* PROBLEM DETAILS *
Only the number is wanted: how many lines in the data contain "text"?

* THE DATA *
— Start —
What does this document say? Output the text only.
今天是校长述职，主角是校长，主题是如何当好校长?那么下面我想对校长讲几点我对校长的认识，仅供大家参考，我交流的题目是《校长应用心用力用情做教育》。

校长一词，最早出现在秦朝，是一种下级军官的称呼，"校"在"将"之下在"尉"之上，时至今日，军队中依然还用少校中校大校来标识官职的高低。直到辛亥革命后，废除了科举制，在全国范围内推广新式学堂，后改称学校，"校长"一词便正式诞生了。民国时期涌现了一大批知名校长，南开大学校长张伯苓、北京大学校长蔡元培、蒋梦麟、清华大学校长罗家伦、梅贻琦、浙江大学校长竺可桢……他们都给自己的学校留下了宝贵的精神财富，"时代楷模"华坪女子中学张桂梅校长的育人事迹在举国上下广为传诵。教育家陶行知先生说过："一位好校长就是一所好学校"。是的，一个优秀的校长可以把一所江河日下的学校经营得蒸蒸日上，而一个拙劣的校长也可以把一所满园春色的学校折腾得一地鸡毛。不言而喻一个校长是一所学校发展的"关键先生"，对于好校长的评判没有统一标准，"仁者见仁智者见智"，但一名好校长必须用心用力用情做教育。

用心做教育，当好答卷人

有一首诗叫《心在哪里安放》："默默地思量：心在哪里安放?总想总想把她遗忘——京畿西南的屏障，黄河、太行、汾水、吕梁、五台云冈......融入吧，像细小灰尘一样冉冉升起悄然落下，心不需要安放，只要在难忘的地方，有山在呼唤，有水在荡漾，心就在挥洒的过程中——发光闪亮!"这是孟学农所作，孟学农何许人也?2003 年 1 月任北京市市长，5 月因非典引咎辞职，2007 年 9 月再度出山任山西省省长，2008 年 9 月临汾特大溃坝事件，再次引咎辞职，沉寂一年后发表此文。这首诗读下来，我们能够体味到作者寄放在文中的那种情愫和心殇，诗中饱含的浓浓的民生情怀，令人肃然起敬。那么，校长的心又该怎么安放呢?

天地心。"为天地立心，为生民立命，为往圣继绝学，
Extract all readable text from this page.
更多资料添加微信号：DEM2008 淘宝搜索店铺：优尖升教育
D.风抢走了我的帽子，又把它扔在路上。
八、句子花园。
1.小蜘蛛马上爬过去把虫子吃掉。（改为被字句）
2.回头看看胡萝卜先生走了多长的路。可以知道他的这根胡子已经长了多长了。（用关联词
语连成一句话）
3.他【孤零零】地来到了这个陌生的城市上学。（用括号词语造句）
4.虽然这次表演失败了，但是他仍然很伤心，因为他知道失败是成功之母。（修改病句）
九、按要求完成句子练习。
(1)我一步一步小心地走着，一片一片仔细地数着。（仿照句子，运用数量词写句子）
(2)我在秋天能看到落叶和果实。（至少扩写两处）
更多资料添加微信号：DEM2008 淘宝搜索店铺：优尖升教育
— End —
* COMPLETED EXERCISE *
2